To be done:
Whenever a line contains the string "información", copy it out of the entries.

======

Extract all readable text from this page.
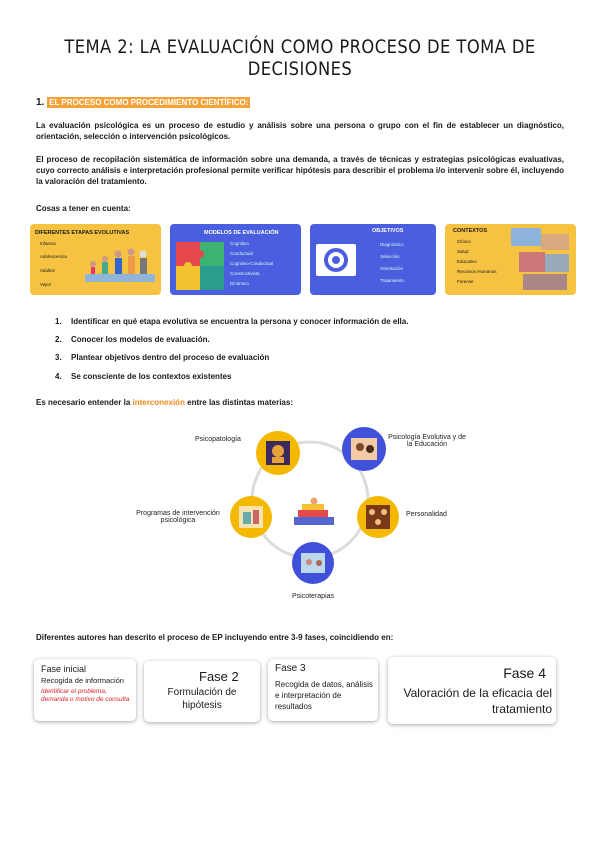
TEMA 2: LA EVALUACIÓN COMO PROCESO DE TOMA DE DECISIONES
1. EL PROCESO COMO PROCEDIMIENTO CIENTÍFICO:
La evaluación psicológica es un proceso de estudio y análisis sobre una persona o grupo con el fin de establecer un diagnóstico, orientación, selección o intervención psicológicos.
El proceso de recopilación sistemática de información sobre una demanda, a través de técnicas y estrategias psicológicas evaluativas, cuyo correcto análisis e interpretación profesional permite verificar hipótesis para describir el problema i/o intervenir sobre él, incluyendo la valoración del tratamiento.
Cosas a tener en cuenta:
DIFERENTES ETAPAS EVOLUTIVAS
Infancia
Adolescencia
Adultez
Vejez
MODELOS DE EVALUACIÓN
Cognitivo
Conductual
Cognitivo-Conductual
Constructivista
Dinámico
OBJETIVOS
Diagnóstico
Selección
Orientación
Tratamiento
CONTEXTOS
Clínico
Salud
Educativo
Recursos Humanos
Forense
1. Identificar en qué etapa evolutiva se encuentra la persona y conocer información de ella.
2. Conocer los modelos de evaluación.
3. Plantear objetivos dentro del proceso de evaluación
4. Se consciente de los contextos existentes
Es necesario entender la interconexión entre las distintas materias:
Psicopatología	Psicología Evolutiva y de la Educación
Personalidad
Psicoterapias
Programas de intervención psicológica
Diferentes autores han descrito el proceso de EP incluyendo entre 3-9 fases, coincidiendo en:
Fase inicial
Recogida de información
Identificar el problema, demanda o motivo de consulta
Fase 2
Formulación de hipótesis
Fase 3
Recogida de datos, análisis e interpretación de resultados
Fase 4
Valoración de la eficacia del tratamiento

======

Answer to this exercise:
El proceso de recopilación sistemática de información sobre una demanda, a través de técnicas y estrategias psicológicas evaluativas, cuyo correcto análisis e interpretación profesional permite verificar hipótesis para describir el problema i/o intervenir sobre él, incluyendo la valoración del tratamiento.
1. Identificar en qué etapa evolutiva se encuentra la persona y conocer información de ella.
Recogida de información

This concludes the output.